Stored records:

::::::

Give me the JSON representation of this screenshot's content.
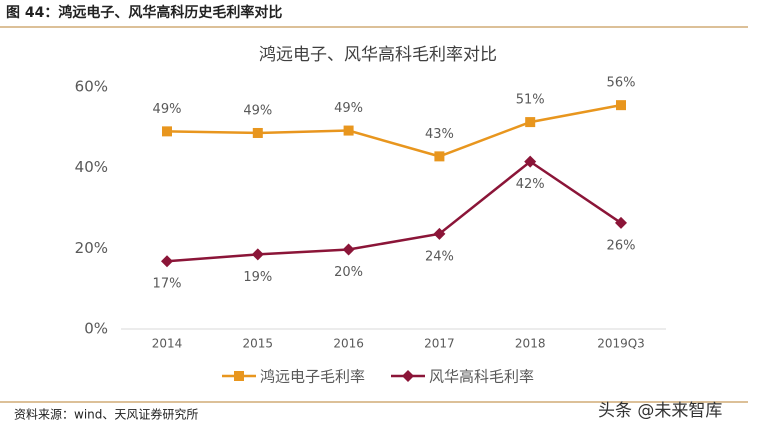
{
  "header": {
    "title": "图 44：鸿远电子、风华高科历史毛利率对比"
  },
  "chart_data": {
    "type": "line",
    "title": "鸿远电子、风华高科毛利率对比",
    "categories": [
      "2014",
      "2015",
      "2016",
      "2017",
      "2018",
      "2019Q3"
    ],
    "series": [
      {
        "name": "鸿远电子毛利率",
        "color": "#e8961e",
        "marker": "square",
        "values": [
          49,
          48.6,
          49.2,
          42.8,
          51.3,
          55.5
        ],
        "value_labels": [
          "49%",
          "49%",
          "49%",
          "43%",
          "51%",
          "56%"
        ]
      },
      {
        "name": "风华高科毛利率",
        "color": "#8b1538",
        "marker": "diamond",
        "values": [
          16.8,
          18.5,
          19.7,
          23.6,
          41.5,
          26.3
        ],
        "value_labels": [
          "17%",
          "19%",
          "20%",
          "24%",
          "42%",
          "26%"
        ]
      }
    ],
    "ylim": [
      0,
      60
    ],
    "yticks": [
      {
        "value": 0,
        "label": "0%"
      },
      {
        "value": 20,
        "label": "20%"
      },
      {
        "value": 40,
        "label": "40%"
      },
      {
        "value": 60,
        "label": "60%"
      }
    ],
    "legend": "bottom"
  },
  "footer": {
    "source": "资料来源：wind、天风证券研究所",
    "watermark": "头条 @未来智库"
  }
}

::::::

**Required work**
Return the listing above unchanged, apart from dropping its pictures.

**Answer**
Give me the JSON representation of this screenshot's content.
{
  "header": {
    "title": "图 44：鸿远电子、风华高科历史毛利率对比"
  },
  "chart_data": {
    "type": "line",
    "title": "鸿远电子、风华高科毛利率对比",
    "categories": [
      "2014",
      "2015",
      "2016",
      "2017",
      "2018",
      "2019Q3"
    ],
    "series": [
      {
        "name": "鸿远电子毛利率",
        "color": "#e8961e",
        "marker": "square",
        "values": [
          49,
          48.6,
          49.2,
          42.8,
          51.3,
          55.5
        ],
        "value_labels": [
          "49%",
          "49%",
          "49%",
          "43%",
          "51%",
          "56%"
        ]
      },
      {
        "name": "风华高科毛利率",
        "color": "#8b1538",
        "marker": "diamond",
        "values": [
          16.8,
          18.5,
          19.7,
          23.6,
          41.5,
          26.3
        ],
        "value_labels": [
          "17%",
          "19%",
          "20%",
          "24%",
          "42%",
          "26%"
        ]
      }
    ],
    "ylim": [
      0,
      60
    ],
    "yticks": [
      {
        "value": 0,
        "label": "0%"
      },
      {
        "value": 20,
        "label": "20%"
      },
      {
        "value": 40,
        "label": "40%"
      },
      {
        "value": 60,
        "label": "60%"
      }
    ],
    "legend": "bottom"
  },
  "footer": {
    "source": "资料来源：wind、天风证券研究所",
    "watermark": "头条 @未来智库"
  }
}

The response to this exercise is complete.